PROBLEM REQUIREMENTS> List each line of the data that holds the word "MEETING".

[Entries from a visual dataset]
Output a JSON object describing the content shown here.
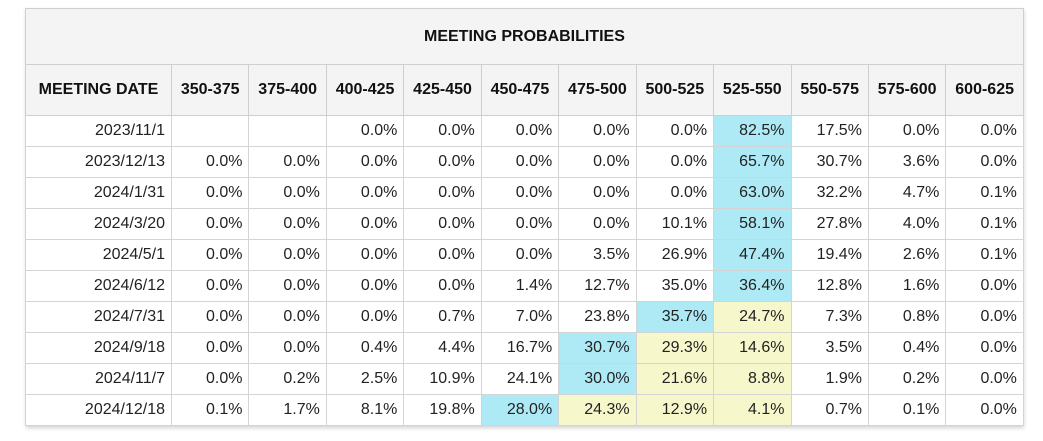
{
  "table": {
    "title": "MEETING PROBABILITIES",
    "headers": [
      "MEETING DATE",
      "350-375",
      "375-400",
      "400-425",
      "425-450",
      "450-475",
      "475-500",
      "500-525",
      "525-550",
      "550-575",
      "575-600",
      "600-625"
    ],
    "highlight_colors": {
      "b": "#aeeaf5",
      "y": "#f7f7cc"
    },
    "rows": [
      {
        "date": "2023/11/1",
        "values": [
          "",
          "",
          "0.0%",
          "0.0%",
          "0.0%",
          "0.0%",
          "0.0%",
          "82.5%",
          "17.5%",
          "0.0%",
          "0.0%"
        ],
        "hl": [
          "",
          "",
          "",
          "",
          "",
          "",
          "",
          "b",
          "",
          "",
          ""
        ]
      },
      {
        "date": "2023/12/13",
        "values": [
          "0.0%",
          "0.0%",
          "0.0%",
          "0.0%",
          "0.0%",
          "0.0%",
          "0.0%",
          "65.7%",
          "30.7%",
          "3.6%",
          "0.0%"
        ],
        "hl": [
          "",
          "",
          "",
          "",
          "",
          "",
          "",
          "b",
          "",
          "",
          ""
        ]
      },
      {
        "date": "2024/1/31",
        "values": [
          "0.0%",
          "0.0%",
          "0.0%",
          "0.0%",
          "0.0%",
          "0.0%",
          "0.0%",
          "63.0%",
          "32.2%",
          "4.7%",
          "0.1%"
        ],
        "hl": [
          "",
          "",
          "",
          "",
          "",
          "",
          "",
          "b",
          "",
          "",
          ""
        ]
      },
      {
        "date": "2024/3/20",
        "values": [
          "0.0%",
          "0.0%",
          "0.0%",
          "0.0%",
          "0.0%",
          "0.0%",
          "10.1%",
          "58.1%",
          "27.8%",
          "4.0%",
          "0.1%"
        ],
        "hl": [
          "",
          "",
          "",
          "",
          "",
          "",
          "",
          "b",
          "",
          "",
          ""
        ]
      },
      {
        "date": "2024/5/1",
        "values": [
          "0.0%",
          "0.0%",
          "0.0%",
          "0.0%",
          "0.0%",
          "3.5%",
          "26.9%",
          "47.4%",
          "19.4%",
          "2.6%",
          "0.1%"
        ],
        "hl": [
          "",
          "",
          "",
          "",
          "",
          "",
          "",
          "b",
          "",
          "",
          ""
        ]
      },
      {
        "date": "2024/6/12",
        "values": [
          "0.0%",
          "0.0%",
          "0.0%",
          "0.0%",
          "1.4%",
          "12.7%",
          "35.0%",
          "36.4%",
          "12.8%",
          "1.6%",
          "0.0%"
        ],
        "hl": [
          "",
          "",
          "",
          "",
          "",
          "",
          "",
          "b",
          "",
          "",
          ""
        ]
      },
      {
        "date": "2024/7/31",
        "values": [
          "0.0%",
          "0.0%",
          "0.0%",
          "0.7%",
          "7.0%",
          "23.8%",
          "35.7%",
          "24.7%",
          "7.3%",
          "0.8%",
          "0.0%"
        ],
        "hl": [
          "",
          "",
          "",
          "",
          "",
          "",
          "b",
          "y",
          "",
          "",
          ""
        ]
      },
      {
        "date": "2024/9/18",
        "values": [
          "0.0%",
          "0.0%",
          "0.4%",
          "4.4%",
          "16.7%",
          "30.7%",
          "29.3%",
          "14.6%",
          "3.5%",
          "0.4%",
          "0.0%"
        ],
        "hl": [
          "",
          "",
          "",
          "",
          "",
          "b",
          "y",
          "y",
          "",
          "",
          ""
        ]
      },
      {
        "date": "2024/11/7",
        "values": [
          "0.0%",
          "0.2%",
          "2.5%",
          "10.9%",
          "24.1%",
          "30.0%",
          "21.6%",
          "8.8%",
          "1.9%",
          "0.2%",
          "0.0%"
        ],
        "hl": [
          "",
          "",
          "",
          "",
          "",
          "b",
          "y",
          "y",
          "",
          "",
          ""
        ]
      },
      {
        "date": "2024/12/18",
        "values": [
          "0.1%",
          "1.7%",
          "8.1%",
          "19.8%",
          "28.0%",
          "24.3%",
          "12.9%",
          "4.1%",
          "0.7%",
          "0.1%",
          "0.0%"
        ],
        "hl": [
          "",
          "",
          "",
          "",
          "b",
          "y",
          "y",
          "y",
          "",
          "",
          ""
        ]
      }
    ]
  }
}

RESULT FOR THIS EXERCISE>
    "title": "MEETING PROBABILITIES",
      "MEETING DATE",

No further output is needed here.